**WORK TO COMPLETE:**
• a. In the forum thread on casting malloc, what is the only problem the reply attributes to the plain form "p = malloc( sizeof *p );"?
• b. How would the sentence "What if that programmer forgot to provide a prototype for malloc()?" from the malloc thread read in Spanish?
=== EXTRACTED TEXT ===
Of the two, which error is more likely to be caught by the programmer?

long* p;

// way later in file
p = malloc( sizeof (int) ); // 1
p = (long*) malloc( sizeof (int) ); // 2

I'd say that 2 is more likely to be caught by the programmer. That was
my only point; if it's a choice between these two, I'd prefer the
second, because the programmer can more easily verify that he did the
cast correctly, and the compiler can then verify the assignment. In
the first, the compiler can't catch anything, and the programmer has
to compare the type of p, wherever it's defined, to the type in
malloc. And as a reminder, see the disclaimer in the previous
paragraph.

What if, instead of your 'better' version, some programmer writes
p = (int*) malloc( sizeof (int) ); // 3
Leaves him/her in the false assumption that everything is fine, right?

What if that programmer forgot to provide a prototype for malloc()?
The compiler won't be able to warn him/her about it.

What if int was the right choce at one time, but later got changed to long?

So your solution does cause more harm than it has benefits. A plain and
simple
p = malloc( sizeof *p ); // 4
doesn't have any of these problems. The only problem that it does have, is
that you can't use a C++ Compiler on it. But then again in C++ you should be
using C++ means of allocation memore, i.e. 'new' rather that C methods, so
even that problen is not a problem but a chance to modify the code to do it
right rather than to carry over some legacy code.

Bye, Jojo

 

[CBFalconer]

.... snip ...

Below is the essence of the issue raised in the thread, where the
expression being assigned to is complex and one would rather not
repeat it within the malloc, so ignore the fact that one would
much prefer malloc(sizeof *p) if this were the actual code.
=== RECORD LIST ===
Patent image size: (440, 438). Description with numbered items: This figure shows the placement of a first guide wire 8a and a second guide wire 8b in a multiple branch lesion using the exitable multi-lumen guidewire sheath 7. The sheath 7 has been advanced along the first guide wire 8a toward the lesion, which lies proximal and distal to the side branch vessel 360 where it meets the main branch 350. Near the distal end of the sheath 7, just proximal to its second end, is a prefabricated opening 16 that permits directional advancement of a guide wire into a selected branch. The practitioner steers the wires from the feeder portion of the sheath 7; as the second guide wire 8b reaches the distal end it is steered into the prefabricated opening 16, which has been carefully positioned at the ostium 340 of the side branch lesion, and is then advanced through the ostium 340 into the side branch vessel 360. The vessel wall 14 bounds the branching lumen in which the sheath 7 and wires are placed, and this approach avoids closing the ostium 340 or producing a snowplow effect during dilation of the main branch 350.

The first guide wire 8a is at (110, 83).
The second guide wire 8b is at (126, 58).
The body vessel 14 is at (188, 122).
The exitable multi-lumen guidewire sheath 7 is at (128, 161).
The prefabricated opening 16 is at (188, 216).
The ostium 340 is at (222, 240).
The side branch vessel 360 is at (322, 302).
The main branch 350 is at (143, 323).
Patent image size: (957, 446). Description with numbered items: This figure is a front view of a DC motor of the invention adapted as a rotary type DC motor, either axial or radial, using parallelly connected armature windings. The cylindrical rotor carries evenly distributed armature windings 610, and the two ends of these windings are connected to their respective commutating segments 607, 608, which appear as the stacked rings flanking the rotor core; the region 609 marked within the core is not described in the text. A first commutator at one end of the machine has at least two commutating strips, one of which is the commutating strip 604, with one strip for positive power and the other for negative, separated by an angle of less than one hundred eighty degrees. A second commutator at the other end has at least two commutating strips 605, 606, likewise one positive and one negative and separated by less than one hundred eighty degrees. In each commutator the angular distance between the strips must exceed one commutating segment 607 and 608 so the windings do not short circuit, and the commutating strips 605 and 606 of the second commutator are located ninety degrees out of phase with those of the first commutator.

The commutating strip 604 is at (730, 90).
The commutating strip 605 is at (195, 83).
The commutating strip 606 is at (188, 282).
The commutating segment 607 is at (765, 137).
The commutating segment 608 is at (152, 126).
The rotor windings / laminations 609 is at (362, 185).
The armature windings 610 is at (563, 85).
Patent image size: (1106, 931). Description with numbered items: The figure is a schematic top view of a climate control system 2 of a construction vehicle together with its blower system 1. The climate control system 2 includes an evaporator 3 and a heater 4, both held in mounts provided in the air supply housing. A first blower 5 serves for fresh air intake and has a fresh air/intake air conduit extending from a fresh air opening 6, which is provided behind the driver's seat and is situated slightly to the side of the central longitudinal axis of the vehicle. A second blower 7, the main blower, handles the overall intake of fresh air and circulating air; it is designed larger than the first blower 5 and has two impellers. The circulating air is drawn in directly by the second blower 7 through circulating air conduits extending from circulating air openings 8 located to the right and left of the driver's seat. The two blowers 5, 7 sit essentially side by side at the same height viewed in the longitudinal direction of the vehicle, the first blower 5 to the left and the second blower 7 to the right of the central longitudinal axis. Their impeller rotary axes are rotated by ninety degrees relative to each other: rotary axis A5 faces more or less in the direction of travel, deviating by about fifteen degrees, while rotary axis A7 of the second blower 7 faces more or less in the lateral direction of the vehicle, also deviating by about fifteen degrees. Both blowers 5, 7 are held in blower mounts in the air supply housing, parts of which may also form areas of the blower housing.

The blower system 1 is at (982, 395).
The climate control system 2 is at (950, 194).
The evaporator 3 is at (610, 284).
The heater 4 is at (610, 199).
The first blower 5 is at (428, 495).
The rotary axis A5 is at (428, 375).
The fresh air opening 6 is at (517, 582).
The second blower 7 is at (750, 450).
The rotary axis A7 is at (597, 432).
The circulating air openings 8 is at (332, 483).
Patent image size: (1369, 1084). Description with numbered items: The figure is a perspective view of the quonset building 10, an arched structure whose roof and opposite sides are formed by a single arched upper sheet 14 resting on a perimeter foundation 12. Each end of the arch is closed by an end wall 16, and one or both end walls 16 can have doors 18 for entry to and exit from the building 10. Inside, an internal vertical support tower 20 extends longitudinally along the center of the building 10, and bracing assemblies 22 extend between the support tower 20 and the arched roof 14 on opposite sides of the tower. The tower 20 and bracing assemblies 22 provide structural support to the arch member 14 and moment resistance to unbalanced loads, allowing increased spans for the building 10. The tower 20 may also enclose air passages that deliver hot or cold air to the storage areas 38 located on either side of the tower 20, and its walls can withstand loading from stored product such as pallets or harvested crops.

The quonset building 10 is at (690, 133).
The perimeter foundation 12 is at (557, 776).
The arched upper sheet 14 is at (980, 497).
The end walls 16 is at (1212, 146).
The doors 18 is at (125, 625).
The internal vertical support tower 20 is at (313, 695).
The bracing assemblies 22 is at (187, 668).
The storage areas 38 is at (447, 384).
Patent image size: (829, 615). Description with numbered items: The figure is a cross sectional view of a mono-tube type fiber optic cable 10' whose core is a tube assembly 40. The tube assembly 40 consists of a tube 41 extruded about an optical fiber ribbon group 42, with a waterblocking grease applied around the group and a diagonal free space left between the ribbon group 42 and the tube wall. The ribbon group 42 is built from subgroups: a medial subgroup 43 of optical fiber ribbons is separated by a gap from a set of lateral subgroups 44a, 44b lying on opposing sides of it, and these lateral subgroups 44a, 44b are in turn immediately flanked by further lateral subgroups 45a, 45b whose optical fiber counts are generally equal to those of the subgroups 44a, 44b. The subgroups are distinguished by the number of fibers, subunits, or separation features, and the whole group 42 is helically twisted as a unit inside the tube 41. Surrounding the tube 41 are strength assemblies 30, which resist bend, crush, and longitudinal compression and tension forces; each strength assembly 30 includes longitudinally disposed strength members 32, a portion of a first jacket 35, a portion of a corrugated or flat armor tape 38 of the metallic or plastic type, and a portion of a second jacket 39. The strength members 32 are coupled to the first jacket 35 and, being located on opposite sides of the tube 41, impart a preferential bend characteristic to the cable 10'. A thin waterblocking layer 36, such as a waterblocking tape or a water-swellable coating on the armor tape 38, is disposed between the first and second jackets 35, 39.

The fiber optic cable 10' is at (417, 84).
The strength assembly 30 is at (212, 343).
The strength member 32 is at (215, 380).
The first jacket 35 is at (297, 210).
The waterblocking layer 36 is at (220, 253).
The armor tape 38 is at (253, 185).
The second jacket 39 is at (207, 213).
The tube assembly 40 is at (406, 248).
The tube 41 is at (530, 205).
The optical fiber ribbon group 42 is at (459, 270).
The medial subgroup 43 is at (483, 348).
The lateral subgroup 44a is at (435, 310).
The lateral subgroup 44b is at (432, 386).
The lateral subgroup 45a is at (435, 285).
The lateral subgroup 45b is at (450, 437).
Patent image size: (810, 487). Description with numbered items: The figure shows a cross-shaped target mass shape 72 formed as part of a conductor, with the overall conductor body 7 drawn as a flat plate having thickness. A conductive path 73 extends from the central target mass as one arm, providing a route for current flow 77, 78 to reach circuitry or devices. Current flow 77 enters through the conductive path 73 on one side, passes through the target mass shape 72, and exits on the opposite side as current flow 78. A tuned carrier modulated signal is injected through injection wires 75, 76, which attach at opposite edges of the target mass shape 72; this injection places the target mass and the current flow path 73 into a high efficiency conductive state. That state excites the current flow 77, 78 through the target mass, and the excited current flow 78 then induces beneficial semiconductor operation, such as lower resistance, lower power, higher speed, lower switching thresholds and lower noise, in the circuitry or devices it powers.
===
**ANSWERS PER TASK:**
• a. You can't use a C++ compiler on it.

• b. ¿Qué pasa si ese programador olvidó proporcionar un prototipo para malloc()?